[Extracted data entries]
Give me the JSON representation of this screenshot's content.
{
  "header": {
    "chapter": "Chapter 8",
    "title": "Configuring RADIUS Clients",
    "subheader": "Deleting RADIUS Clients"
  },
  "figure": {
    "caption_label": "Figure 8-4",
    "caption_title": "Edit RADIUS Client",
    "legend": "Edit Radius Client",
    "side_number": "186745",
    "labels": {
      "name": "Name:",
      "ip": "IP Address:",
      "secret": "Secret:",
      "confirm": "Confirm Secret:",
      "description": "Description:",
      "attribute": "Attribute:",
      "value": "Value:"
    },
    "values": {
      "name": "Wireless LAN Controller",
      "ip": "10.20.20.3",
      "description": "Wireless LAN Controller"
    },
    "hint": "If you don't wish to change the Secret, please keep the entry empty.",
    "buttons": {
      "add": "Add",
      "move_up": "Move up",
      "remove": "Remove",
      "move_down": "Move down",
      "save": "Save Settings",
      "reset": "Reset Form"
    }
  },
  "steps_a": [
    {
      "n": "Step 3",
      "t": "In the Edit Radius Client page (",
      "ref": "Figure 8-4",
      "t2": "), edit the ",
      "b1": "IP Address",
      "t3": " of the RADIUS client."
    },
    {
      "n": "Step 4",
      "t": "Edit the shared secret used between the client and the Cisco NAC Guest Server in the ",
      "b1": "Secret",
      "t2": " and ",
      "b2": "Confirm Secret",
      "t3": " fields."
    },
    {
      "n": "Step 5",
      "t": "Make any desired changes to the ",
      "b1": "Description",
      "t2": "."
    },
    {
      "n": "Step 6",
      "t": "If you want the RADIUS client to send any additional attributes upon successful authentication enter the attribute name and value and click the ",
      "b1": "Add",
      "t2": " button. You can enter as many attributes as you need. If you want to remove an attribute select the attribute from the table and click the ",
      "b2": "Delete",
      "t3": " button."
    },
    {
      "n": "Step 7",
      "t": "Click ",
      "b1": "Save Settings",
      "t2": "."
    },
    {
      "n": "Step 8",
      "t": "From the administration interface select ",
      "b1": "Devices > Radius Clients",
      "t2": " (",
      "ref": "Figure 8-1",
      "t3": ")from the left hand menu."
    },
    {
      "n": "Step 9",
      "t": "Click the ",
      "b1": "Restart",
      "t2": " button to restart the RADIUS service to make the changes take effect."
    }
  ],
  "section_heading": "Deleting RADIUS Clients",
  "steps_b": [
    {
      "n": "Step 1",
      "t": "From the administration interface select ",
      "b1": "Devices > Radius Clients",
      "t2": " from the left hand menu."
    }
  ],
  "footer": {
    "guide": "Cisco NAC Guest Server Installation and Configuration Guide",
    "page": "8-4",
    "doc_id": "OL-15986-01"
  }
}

(REQUIRED TASK)
Read the entries above, then pull out the lines that include "Deleting".

(EXERCISE OUTPUT)
    "subheader": "Deleting RADIUS Clients"
  "section_heading": "Deleting RADIUS Clients",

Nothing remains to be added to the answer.